▸ DATA ROWS

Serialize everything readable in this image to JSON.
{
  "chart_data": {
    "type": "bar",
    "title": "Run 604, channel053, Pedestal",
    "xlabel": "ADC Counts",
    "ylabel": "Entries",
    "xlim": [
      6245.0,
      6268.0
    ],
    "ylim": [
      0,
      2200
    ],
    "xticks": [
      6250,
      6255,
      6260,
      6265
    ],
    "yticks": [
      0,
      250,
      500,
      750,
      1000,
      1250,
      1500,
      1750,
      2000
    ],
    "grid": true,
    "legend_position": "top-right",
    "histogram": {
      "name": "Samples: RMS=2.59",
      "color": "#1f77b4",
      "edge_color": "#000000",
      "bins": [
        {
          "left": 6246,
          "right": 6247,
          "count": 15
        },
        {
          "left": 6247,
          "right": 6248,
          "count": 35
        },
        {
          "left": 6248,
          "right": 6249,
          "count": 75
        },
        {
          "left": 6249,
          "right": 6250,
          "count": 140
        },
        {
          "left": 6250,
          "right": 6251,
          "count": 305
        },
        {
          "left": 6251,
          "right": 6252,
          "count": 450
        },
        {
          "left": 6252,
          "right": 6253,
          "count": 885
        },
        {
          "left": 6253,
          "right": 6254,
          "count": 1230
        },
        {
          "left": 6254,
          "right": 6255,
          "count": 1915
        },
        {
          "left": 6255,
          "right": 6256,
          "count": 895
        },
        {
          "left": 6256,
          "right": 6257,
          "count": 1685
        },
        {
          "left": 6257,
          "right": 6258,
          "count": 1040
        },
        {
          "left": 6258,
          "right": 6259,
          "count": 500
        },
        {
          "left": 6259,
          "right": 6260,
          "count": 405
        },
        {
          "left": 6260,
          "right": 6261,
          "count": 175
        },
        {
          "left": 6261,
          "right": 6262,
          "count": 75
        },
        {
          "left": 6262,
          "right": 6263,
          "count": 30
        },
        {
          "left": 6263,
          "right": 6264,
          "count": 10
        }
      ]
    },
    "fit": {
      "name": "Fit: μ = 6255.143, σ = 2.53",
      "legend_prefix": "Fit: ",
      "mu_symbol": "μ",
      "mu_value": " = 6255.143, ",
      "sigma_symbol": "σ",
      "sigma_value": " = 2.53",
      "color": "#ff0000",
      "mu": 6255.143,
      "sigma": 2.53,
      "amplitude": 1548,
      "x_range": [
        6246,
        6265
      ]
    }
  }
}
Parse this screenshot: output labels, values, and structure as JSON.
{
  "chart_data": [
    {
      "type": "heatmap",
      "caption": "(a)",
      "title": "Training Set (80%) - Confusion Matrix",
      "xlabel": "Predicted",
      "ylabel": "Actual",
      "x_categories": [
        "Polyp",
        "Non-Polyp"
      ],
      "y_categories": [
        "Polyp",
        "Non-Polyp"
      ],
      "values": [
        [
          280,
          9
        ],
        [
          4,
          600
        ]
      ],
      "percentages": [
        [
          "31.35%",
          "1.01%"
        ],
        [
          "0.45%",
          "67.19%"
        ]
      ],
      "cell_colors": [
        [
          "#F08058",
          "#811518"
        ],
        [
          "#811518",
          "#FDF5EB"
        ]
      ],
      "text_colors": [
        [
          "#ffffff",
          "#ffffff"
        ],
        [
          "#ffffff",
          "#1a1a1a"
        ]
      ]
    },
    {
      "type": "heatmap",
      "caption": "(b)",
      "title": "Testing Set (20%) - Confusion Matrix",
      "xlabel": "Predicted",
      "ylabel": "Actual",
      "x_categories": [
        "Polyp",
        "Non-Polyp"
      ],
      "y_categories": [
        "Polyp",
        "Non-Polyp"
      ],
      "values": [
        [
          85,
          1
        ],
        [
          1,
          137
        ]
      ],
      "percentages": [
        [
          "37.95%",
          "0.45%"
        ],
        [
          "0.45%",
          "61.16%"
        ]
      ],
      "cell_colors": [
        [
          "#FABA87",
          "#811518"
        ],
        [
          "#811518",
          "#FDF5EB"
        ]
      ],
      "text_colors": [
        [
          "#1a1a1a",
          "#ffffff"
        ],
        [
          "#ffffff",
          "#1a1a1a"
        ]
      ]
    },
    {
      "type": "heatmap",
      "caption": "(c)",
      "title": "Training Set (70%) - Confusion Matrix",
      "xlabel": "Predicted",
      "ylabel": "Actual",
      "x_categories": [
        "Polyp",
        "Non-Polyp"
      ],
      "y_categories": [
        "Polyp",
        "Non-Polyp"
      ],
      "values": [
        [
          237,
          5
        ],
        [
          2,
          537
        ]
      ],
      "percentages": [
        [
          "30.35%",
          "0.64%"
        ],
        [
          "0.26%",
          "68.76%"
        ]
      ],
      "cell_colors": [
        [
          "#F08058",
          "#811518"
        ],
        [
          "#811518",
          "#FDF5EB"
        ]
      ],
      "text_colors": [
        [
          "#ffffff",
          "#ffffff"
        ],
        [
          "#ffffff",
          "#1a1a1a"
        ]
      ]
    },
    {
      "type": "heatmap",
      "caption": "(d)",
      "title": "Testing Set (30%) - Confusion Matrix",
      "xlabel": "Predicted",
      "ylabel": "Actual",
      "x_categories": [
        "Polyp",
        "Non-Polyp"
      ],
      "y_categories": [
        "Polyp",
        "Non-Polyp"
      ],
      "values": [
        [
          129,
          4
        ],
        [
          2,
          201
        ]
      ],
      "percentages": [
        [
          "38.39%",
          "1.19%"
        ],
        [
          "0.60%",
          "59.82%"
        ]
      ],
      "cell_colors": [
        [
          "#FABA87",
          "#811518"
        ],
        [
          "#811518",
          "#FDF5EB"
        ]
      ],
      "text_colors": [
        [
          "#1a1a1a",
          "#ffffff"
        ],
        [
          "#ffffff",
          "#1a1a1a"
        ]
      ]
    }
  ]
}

▸ TASK OBJECTIVE
Copy every line of the records word for word.

▸ THE RESULT
Serialize everything readable in this image to JSON.
{
  "chart_data": {
    "type": "bar",
    "title": "Run 604, channel053, Pedestal",
    "xlabel": "ADC Counts",
    "ylabel": "Entries",
    "xlim": [
      6245.0,
      6268.0
    ],
    "ylim": [
      0,
      2200
    ],
    "xticks": [
      6250,
      6255,
      6260,
      6265
    ],
    "yticks": [
      0,
      250,
      500,
      750,
      1000,
      1250,
      1500,
      1750,
      2000
    ],
    "grid": true,
    "legend_position": "top-right",
    "histogram": {
      "name": "Samples: RMS=2.59",
      "color": "#1f77b4",
      "edge_color": "#000000",
      "bins": [
        {
          "left": 6246,
          "right": 6247,
          "count": 15
        },
        {
          "left": 6247,
          "right": 6248,
          "count": 35
        },
        {
          "left": 6248,
          "right": 6249,
          "count": 75
        },
        {
          "left": 6249,
          "right": 6250,
          "count": 140
        },
        {
          "left": 6250,
          "right": 6251,
          "count": 305
        },
        {
          "left": 6251,
          "right": 6252,
          "count": 450
        },
        {
          "left": 6252,
          "right": 6253,
          "count": 885
        },
        {
          "left": 6253,
          "right": 6254,
          "count": 1230
        },
        {
          "left": 6254,
          "right": 6255,
          "count": 1915
        },
        {
          "left": 6255,
          "right": 6256,
          "count": 895
        },
        {
          "left": 6256,
          "right": 6257,
          "count": 1685
        },
        {
          "left": 6257,
          "right": 6258,
          "count": 1040
        },
        {
          "left": 6258,
          "right": 6259,
          "count": 500
        },
        {
          "left": 6259,
          "right": 6260,
          "count": 405
        },
        {
          "left": 6260,
          "right": 6261,
          "count": 175
        },
        {
          "left": 6261,
          "right": 6262,
          "count": 75
        },
        {
          "left": 6262,
          "right": 6263,
          "count": 30
        },
        {
          "left": 6263,
          "right": 6264,
          "count": 10
        }
      ]
    },
    "fit": {
      "name": "Fit: μ = 6255.143, σ = 2.53",
      "legend_prefix": "Fit: ",
      "mu_symbol": "μ",
      "mu_value": " = 6255.143, ",
      "sigma_symbol": "σ",
      "sigma_value": " = 2.53",
      "color": "#ff0000",
      "mu": 6255.143,
      "sigma": 2.53,
      "amplitude": 1548,
      "x_range": [
        6246,
        6265
      ]
    }
  }
}
Parse this screenshot: output labels, values, and structure as JSON.
{
  "chart_data": [
    {
      "type": "heatmap",
      "caption": "(a)",
      "title": "Training Set (80%) - Confusion Matrix",
      "xlabel": "Predicted",
      "ylabel": "Actual",
      "x_categories": [
        "Polyp",
        "Non-Polyp"
      ],
      "y_categories": [
        "Polyp",
        "Non-Polyp"
      ],
      "values": [
        [
          280,
          9
        ],
        [
          4,
          600
        ]
      ],
      "percentages": [
        [
          "31.35%",
          "1.01%"
        ],
        [
          "0.45%",
          "67.19%"
        ]
      ],
      "cell_colors": [
        [
          "#F08058",
          "#811518"
        ],
        [
          "#811518",
          "#FDF5EB"
        ]
      ],
      "text_colors": [
        [
          "#ffffff",
          "#ffffff"
        ],
        [
          "#ffffff",
          "#1a1a1a"
        ]
      ]
    },
    {
      "type": "heatmap",
      "caption": "(b)",
      "title": "Testing Set (20%) - Confusion Matrix",
      "xlabel": "Predicted",
      "ylabel": "Actual",
      "x_categories": [
        "Polyp",
        "Non-Polyp"
      ],
      "y_categories": [
        "Polyp",
        "Non-Polyp"
      ],
      "values": [
        [
          85,
          1
        ],
        [
          1,
          137
        ]
      ],
      "percentages": [
        [
          "37.95%",
          "0.45%"
        ],
        [
          "0.45%",
          "61.16%"
        ]
      ],
      "cell_colors": [
        [
          "#FABA87",
          "#811518"
        ],
        [
          "#811518",
          "#FDF5EB"
        ]
      ],
      "text_colors": [
        [
          "#1a1a1a",
          "#ffffff"
        ],
        [
          "#ffffff",
          "#1a1a1a"
        ]
      ]
    },
    {
      "type": "heatmap",
      "caption": "(c)",
      "title": "Training Set (70%) - Confusion Matrix",
      "xlabel": "Predicted",
      "ylabel": "Actual",
      "x_categories": [
        "Polyp",
        "Non-Polyp"
      ],
      "y_categories": [
        "Polyp",
        "Non-Polyp"
      ],
      "values": [
        [
          237,
          5
        ],
        [
          2,
          537
        ]
      ],
      "percentages": [
        [
          "30.35%",
          "0.64%"
        ],
        [
          "0.26%",
          "68.76%"
        ]
      ],
      "cell_colors": [
        [
          "#F08058",
          "#811518"
        ],
        [
          "#811518",
          "#FDF5EB"
        ]
      ],
      "text_colors": [
        [
          "#ffffff",
          "#ffffff"
        ],
        [
          "#ffffff",
          "#1a1a1a"
        ]
      ]
    },
    {
      "type": "heatmap",
      "caption": "(d)",
      "title": "Testing Set (30%) - Confusion Matrix",
      "xlabel": "Predicted",
      "ylabel": "Actual",
      "x_categories": [
        "Polyp",
        "Non-Polyp"
      ],
      "y_categories": [
        "Polyp",
        "Non-Polyp"
      ],
      "values": [
        [
          129,
          4
        ],
        [
          2,
          201
        ]
      ],
      "percentages": [
        [
          "38.39%",
          "1.19%"
        ],
        [
          "0.60%",
          "59.82%"
        ]
      ],
      "cell_colors": [
        [
          "#FABA87",
          "#811518"
        ],
        [
          "#811518",
          "#FDF5EB"
        ]
      ],
      "text_colors": [
        [
          "#1a1a1a",
          "#ffffff"
        ],
        [
          "#ffffff",
          "#1a1a1a"
        ]
      ]
    }
  ]
}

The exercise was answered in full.